### GIVEN DATA
- - - - -

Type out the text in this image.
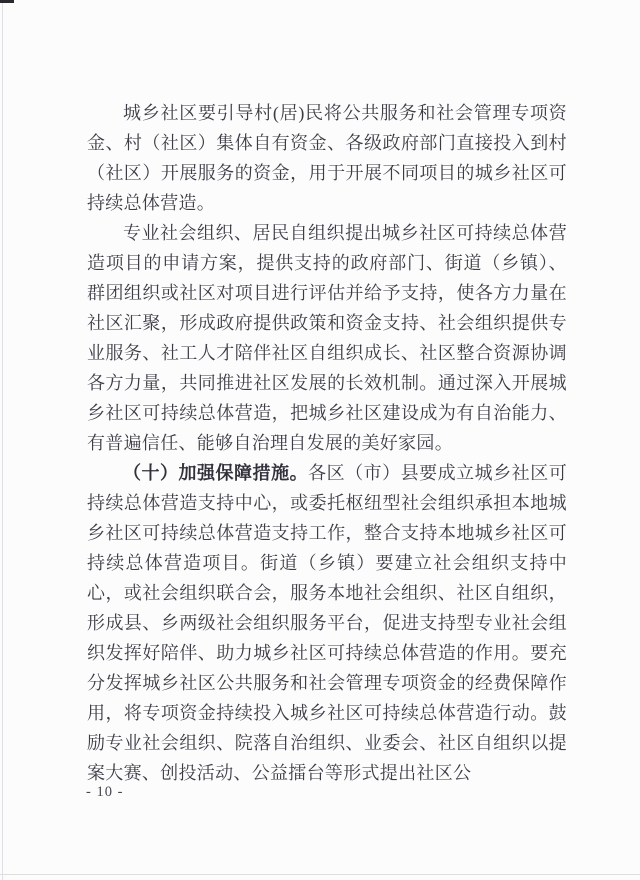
城乡社区要引导村(居)民将公共服务和社会管理专项资金、村（社区）集体自有资金、各级政府部门直接投入到村（社区）开展服务的资金，用于开展不同项目的城乡社区可持续总体营造。

专业社会组织、居民自组织提出城乡社区可持续总体营造项目的申请方案，提供支持的政府部门、街道（乡镇）、群团组织或社区对项目进行评估并给予支持，使各方力量在社区汇聚，形成政府提供政策和资金支持、社会组织提供专业服务、社工人才陪伴社区自组织成长、社区整合资源协调各方力量，共同推进社区发展的长效机制。通过深入开展城乡社区可持续总体营造，把城乡社区建设成为有自治能力、有普遍信任、能够自治理自发展的美好家园。

（十）加强保障措施。各区（市）县要成立城乡社区可持续总体营造支持中心，或委托枢纽型社会组织承担本地城乡社区可持续总体营造支持工作，整合支持本地城乡社区可持续总体营造项目。街道（乡镇）要建立社会组织支持中心，或社会组织联合会，服务本地社会组织、社区自组织，形成县、乡两级社会组织服务平台，促进支持型专业社会组织发挥好陪伴、助力城乡社区可持续总体营造的作用。要充分发挥城乡社区公共服务和社会管理专项资金的经费保障作用，将专项资金持续投入城乡社区可持续总体营造行动。鼓励专业社会组织、院落自治组织、业委会、社区自组织以提案大赛、创投活动、公益擂台等形式提出社区公

- 10 -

- - - - -

Repeat verbatim all the material, but not the pictures.

Type out the text in this image.
城乡社区要引导村(居)民将公共服务和社会管理专项资金、村（社区）集体自有资金、各级政府部门直接投入到村（社区）开展服务的资金，用于开展不同项目的城乡社区可持续总体营造。

专业社会组织、居民自组织提出城乡社区可持续总体营造项目的申请方案，提供支持的政府部门、街道（乡镇）、群团组织或社区对项目进行评估并给予支持，使各方力量在社区汇聚，形成政府提供政策和资金支持、社会组织提供专业服务、社工人才陪伴社区自组织成长、社区整合资源协调各方力量，共同推进社区发展的长效机制。通过深入开展城乡社区可持续总体营造，把城乡社区建设成为有自治能力、有普遍信任、能够自治理自发展的美好家园。

（十）加强保障措施。各区（市）县要成立城乡社区可持续总体营造支持中心，或委托枢纽型社会组织承担本地城乡社区可持续总体营造支持工作，整合支持本地城乡社区可持续总体营造项目。街道（乡镇）要建立社会组织支持中心，或社会组织联合会，服务本地社会组织、社区自组织，形成县、乡两级社会组织服务平台，促进支持型专业社会组织发挥好陪伴、助力城乡社区可持续总体营造的作用。要充分发挥城乡社区公共服务和社会管理专项资金的经费保障作用，将专项资金持续投入城乡社区可持续总体营造行动。鼓励专业社会组织、院落自治组织、业委会、社区自组织以提案大赛、创投活动、公益擂台等形式提出社区公

- 10 -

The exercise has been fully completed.